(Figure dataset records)

________________________________________

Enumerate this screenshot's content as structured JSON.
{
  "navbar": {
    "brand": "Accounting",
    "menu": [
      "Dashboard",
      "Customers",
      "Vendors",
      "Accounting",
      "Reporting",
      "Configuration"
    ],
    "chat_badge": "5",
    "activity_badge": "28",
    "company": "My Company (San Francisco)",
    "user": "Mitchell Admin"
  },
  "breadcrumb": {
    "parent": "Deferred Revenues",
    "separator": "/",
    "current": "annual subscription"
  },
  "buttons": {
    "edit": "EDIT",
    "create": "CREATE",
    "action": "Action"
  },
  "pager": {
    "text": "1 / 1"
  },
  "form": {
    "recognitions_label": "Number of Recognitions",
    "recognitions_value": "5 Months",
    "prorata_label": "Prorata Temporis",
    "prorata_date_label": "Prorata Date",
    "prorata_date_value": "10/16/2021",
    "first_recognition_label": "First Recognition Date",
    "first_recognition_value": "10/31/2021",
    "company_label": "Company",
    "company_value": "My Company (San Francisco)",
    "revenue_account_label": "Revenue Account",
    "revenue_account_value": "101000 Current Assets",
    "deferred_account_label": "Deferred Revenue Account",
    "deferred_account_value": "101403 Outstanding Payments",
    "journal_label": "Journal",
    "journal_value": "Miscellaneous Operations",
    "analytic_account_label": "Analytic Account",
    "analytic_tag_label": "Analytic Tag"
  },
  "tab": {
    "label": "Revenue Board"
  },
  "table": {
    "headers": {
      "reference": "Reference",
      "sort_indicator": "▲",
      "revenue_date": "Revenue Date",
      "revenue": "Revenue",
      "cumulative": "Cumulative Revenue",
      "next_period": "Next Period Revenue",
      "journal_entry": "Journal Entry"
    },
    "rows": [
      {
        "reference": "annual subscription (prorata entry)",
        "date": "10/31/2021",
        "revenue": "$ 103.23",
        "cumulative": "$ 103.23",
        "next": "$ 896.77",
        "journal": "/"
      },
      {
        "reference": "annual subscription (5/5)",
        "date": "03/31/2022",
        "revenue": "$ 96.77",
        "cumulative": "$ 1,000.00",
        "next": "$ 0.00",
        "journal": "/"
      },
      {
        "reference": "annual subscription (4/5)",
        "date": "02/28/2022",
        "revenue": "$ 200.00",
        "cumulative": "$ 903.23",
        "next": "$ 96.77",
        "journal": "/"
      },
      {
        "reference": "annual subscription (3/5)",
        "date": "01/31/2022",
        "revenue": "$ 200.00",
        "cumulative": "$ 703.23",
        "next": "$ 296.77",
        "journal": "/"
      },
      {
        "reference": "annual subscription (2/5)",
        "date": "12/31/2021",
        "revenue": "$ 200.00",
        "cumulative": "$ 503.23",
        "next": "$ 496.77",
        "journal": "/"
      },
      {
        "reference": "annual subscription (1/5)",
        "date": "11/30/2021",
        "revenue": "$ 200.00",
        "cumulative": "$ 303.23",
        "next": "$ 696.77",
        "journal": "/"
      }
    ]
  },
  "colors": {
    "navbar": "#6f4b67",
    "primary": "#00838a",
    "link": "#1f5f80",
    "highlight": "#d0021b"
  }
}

________________________________________

Job: Scan the listing above and copy all lines containing the word "subscription".

Result of the exercise:
    "current": "annual subscription"
        "reference": "annual subscription (prorata entry)",
        "reference": "annual subscription (5/5)",
        "reference": "annual subscription (4/5)",
        "reference": "annual subscription (3/5)",
        "reference": "annual subscription (2/5)",
        "reference": "annual subscription (1/5)",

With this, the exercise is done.